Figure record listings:

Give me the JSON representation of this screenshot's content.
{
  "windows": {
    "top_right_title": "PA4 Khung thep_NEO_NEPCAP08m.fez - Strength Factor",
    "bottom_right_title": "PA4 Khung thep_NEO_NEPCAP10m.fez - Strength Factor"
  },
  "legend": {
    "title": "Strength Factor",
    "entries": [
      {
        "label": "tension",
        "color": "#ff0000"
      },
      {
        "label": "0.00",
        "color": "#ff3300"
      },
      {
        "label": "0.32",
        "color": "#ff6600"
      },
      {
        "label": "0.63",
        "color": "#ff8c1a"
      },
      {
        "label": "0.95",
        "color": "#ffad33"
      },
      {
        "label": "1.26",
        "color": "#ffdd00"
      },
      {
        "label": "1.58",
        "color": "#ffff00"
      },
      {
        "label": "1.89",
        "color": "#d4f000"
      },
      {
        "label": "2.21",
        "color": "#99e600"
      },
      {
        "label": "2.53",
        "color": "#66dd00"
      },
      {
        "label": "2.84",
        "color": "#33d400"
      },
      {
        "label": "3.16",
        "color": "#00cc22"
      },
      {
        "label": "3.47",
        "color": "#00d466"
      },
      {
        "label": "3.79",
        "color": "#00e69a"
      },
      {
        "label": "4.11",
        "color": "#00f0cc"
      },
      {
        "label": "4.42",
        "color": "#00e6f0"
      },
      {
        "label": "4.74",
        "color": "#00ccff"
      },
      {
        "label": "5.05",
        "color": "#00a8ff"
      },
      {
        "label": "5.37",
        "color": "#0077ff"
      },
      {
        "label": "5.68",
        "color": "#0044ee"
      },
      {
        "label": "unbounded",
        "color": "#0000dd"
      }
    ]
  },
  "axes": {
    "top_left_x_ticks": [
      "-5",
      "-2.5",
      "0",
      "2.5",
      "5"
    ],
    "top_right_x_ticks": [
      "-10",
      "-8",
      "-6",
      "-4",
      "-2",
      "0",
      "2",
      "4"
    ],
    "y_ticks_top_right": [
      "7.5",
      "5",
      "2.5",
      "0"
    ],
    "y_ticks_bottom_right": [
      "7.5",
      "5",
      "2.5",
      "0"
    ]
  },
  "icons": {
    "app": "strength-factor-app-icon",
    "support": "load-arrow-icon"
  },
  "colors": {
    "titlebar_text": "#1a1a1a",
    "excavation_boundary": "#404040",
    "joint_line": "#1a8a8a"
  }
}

* [To be done] From the preceding material, extract every line exactly.

* [Written response]
Give me the JSON representation of this screenshot's content.
{
  "windows": {
    "top_right_title": "PA4 Khung thep_NEO_NEPCAP08m.fez - Strength Factor",
    "bottom_right_title": "PA4 Khung thep_NEO_NEPCAP10m.fez - Strength Factor"
  },
  "legend": {
    "title": "Strength Factor",
    "entries": [
      {
        "label": "tension",
        "color": "#ff0000"
      },
      {
        "label": "0.00",
        "color": "#ff3300"
      },
      {
        "label": "0.32",
        "color": "#ff6600"
      },
      {
        "label": "0.63",
        "color": "#ff8c1a"
      },
      {
        "label": "0.95",
        "color": "#ffad33"
      },
      {
        "label": "1.26",
        "color": "#ffdd00"
      },
      {
        "label": "1.58",
        "color": "#ffff00"
      },
      {
        "label": "1.89",
        "color": "#d4f000"
      },
      {
        "label": "2.21",
        "color": "#99e600"
      },
      {
        "label": "2.53",
        "color": "#66dd00"
      },
      {
        "label": "2.84",
        "color": "#33d400"
      },
      {
        "label": "3.16",
        "color": "#00cc22"
      },
      {
        "label": "3.47",
        "color": "#00d466"
      },
      {
        "label": "3.79",
        "color": "#00e69a"
      },
      {
        "label": "4.11",
        "color": "#00f0cc"
      },
      {
        "label": "4.42",
        "color": "#00e6f0"
      },
      {
        "label": "4.74",
        "color": "#00ccff"
      },
      {
        "label": "5.05",
        "color": "#00a8ff"
      },
      {
        "label": "5.37",
        "color": "#0077ff"
      },
      {
        "label": "5.68",
        "color": "#0044ee"
      },
      {
        "label": "unbounded",
        "color": "#0000dd"
      }
    ]
  },
  "axes": {
    "top_left_x_ticks": [
      "-5",
      "-2.5",
      "0",
      "2.5",
      "5"
    ],
    "top_right_x_ticks": [
      "-10",
      "-8",
      "-6",
      "-4",
      "-2",
      "0",
      "2",
      "4"
    ],
    "y_ticks_top_right": [
      "7.5",
      "5",
      "2.5",
      "0"
    ],
    "y_ticks_bottom_right": [
      "7.5",
      "5",
      "2.5",
      "0"
    ]
  },
  "icons": {
    "app": "strength-factor-app-icon",
    "support": "load-arrow-icon"
  },
  "colors": {
    "titlebar_text": "#1a1a1a",
    "excavation_boundary": "#404040",
    "joint_line": "#1a8a8a"
  }
}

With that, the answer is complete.